[Your assignment]:
From the entries, copy out every line in which the word "Motility" is found.

━━━━━ The data

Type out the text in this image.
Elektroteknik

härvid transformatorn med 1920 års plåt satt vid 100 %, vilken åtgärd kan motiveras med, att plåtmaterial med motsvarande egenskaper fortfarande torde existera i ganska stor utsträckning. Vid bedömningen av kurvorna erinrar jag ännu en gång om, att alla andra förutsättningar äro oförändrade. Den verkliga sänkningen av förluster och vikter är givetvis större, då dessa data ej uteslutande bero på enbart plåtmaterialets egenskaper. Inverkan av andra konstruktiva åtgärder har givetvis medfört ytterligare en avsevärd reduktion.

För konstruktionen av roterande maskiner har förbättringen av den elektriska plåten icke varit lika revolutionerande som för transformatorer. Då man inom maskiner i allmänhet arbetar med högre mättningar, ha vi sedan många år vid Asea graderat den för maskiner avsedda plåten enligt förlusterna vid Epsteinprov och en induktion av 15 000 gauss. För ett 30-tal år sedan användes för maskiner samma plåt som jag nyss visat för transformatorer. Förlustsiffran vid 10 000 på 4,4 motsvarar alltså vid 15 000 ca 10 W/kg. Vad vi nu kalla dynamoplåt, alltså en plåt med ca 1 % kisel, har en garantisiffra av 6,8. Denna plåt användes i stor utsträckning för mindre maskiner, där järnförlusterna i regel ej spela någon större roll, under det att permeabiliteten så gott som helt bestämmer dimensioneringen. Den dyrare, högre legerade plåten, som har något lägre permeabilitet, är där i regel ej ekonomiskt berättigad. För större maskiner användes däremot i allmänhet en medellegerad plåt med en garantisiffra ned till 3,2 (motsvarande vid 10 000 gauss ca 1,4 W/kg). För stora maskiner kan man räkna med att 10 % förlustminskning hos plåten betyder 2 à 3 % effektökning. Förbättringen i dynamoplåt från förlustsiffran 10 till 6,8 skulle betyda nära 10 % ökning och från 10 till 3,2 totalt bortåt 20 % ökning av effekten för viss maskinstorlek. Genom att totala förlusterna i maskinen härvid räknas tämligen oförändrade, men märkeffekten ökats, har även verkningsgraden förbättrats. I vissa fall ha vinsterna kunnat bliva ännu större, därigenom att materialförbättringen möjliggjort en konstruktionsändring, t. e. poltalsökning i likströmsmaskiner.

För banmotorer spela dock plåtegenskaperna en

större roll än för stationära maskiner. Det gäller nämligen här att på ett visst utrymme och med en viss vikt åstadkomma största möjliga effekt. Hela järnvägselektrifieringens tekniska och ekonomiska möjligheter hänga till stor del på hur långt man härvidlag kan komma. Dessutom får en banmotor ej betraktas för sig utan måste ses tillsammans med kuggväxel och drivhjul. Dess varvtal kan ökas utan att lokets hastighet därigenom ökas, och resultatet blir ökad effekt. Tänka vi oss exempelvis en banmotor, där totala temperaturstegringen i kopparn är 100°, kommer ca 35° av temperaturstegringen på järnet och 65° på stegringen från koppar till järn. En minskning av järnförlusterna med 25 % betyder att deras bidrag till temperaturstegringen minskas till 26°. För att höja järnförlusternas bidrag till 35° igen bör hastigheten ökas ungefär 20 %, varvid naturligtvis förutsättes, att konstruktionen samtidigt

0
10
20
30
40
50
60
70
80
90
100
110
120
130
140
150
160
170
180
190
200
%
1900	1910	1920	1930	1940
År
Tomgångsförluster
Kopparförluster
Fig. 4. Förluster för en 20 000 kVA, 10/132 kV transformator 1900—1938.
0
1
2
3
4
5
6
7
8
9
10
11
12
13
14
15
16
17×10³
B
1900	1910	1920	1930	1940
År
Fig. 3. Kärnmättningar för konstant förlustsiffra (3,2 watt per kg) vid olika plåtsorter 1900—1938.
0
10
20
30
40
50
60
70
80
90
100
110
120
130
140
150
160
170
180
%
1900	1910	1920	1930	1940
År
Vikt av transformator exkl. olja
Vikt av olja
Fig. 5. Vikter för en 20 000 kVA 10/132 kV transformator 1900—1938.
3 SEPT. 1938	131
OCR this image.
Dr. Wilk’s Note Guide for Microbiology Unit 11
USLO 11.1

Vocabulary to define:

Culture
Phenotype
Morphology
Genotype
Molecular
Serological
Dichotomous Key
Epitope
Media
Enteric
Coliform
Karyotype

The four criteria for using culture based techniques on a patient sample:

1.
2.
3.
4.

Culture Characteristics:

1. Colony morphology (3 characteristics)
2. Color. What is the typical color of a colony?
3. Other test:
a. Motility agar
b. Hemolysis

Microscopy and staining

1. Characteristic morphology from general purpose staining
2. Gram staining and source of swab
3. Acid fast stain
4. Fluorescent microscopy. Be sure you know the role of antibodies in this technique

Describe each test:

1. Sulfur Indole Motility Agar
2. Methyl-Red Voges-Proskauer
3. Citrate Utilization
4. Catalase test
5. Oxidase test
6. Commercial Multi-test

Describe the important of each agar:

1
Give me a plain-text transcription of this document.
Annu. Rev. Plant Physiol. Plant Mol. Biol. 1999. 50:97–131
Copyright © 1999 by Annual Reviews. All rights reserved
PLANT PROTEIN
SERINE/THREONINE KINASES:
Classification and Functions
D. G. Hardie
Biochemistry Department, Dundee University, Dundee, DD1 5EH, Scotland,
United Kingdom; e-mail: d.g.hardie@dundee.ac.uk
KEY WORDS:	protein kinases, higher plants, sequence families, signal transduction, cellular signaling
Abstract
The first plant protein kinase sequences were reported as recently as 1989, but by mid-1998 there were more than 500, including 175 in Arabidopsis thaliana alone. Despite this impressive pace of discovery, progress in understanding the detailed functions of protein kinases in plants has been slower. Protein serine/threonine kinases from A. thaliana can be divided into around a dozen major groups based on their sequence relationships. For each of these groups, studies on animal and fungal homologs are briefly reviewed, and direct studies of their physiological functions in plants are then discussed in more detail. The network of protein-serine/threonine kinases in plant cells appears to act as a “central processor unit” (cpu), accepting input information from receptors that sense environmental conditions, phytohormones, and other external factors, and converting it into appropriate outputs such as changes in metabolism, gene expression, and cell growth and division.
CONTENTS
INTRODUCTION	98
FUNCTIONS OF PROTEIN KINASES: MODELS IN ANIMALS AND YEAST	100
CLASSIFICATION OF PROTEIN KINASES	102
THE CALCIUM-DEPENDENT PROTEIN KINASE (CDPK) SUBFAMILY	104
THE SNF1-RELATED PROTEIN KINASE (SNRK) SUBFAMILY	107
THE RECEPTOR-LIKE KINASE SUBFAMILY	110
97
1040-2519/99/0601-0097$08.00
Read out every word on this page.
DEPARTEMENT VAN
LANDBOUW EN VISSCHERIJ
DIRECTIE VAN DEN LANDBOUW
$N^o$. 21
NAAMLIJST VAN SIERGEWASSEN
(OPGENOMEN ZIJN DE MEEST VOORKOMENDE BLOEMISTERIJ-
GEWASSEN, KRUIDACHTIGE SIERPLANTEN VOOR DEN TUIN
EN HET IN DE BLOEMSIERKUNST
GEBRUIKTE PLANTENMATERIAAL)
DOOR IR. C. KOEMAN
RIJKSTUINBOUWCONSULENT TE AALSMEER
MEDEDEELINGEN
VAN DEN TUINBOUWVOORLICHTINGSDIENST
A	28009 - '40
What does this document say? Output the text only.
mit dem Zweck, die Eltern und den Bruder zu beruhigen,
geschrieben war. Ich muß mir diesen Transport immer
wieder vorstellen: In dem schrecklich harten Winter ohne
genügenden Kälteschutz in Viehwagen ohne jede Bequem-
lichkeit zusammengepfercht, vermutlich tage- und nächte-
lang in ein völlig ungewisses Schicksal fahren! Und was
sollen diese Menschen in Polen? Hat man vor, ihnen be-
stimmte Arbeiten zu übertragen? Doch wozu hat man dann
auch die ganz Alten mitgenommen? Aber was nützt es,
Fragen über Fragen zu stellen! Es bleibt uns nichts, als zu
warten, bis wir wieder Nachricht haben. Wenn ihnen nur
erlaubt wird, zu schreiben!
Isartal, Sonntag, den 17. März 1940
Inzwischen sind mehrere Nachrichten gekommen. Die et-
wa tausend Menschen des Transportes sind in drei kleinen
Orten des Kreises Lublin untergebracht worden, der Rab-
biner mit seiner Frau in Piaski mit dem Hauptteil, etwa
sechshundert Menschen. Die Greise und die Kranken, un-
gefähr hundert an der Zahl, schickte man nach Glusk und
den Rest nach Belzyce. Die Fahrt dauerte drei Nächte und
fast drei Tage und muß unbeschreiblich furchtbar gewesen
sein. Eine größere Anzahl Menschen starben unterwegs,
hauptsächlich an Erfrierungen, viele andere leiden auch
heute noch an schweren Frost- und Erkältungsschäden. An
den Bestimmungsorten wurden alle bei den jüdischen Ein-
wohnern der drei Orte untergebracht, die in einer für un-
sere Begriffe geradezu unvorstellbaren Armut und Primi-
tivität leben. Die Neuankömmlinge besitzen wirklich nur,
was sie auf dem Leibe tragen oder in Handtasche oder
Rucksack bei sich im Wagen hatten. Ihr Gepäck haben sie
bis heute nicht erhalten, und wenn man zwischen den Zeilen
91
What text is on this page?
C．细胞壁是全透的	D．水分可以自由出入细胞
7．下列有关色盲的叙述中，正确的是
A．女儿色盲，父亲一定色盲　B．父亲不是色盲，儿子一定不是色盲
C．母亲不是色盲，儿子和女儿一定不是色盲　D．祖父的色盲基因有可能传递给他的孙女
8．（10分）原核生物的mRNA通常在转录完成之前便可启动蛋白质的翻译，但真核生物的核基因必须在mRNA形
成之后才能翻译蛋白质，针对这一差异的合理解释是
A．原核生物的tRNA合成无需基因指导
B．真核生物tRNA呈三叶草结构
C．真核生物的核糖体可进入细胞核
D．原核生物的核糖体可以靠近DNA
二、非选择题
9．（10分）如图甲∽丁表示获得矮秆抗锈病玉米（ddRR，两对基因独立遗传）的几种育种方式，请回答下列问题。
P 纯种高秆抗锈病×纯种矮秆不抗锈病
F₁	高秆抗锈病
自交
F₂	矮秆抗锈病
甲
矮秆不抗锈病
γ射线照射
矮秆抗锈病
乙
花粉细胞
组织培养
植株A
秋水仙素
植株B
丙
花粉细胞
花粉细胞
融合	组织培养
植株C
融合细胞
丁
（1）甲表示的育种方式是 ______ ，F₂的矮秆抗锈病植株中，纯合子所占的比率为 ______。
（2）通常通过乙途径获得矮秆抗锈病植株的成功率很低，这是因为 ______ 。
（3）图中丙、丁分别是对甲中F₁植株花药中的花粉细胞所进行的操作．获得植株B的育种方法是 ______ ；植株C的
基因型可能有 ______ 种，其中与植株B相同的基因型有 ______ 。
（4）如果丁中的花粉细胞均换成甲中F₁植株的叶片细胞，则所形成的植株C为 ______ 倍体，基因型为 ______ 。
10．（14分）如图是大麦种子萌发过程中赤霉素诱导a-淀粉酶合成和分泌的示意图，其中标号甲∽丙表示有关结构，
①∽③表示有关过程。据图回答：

━━━━━━━━━━

[Response]:
a. Motility agar
1. Sulfur Indole Motility Agar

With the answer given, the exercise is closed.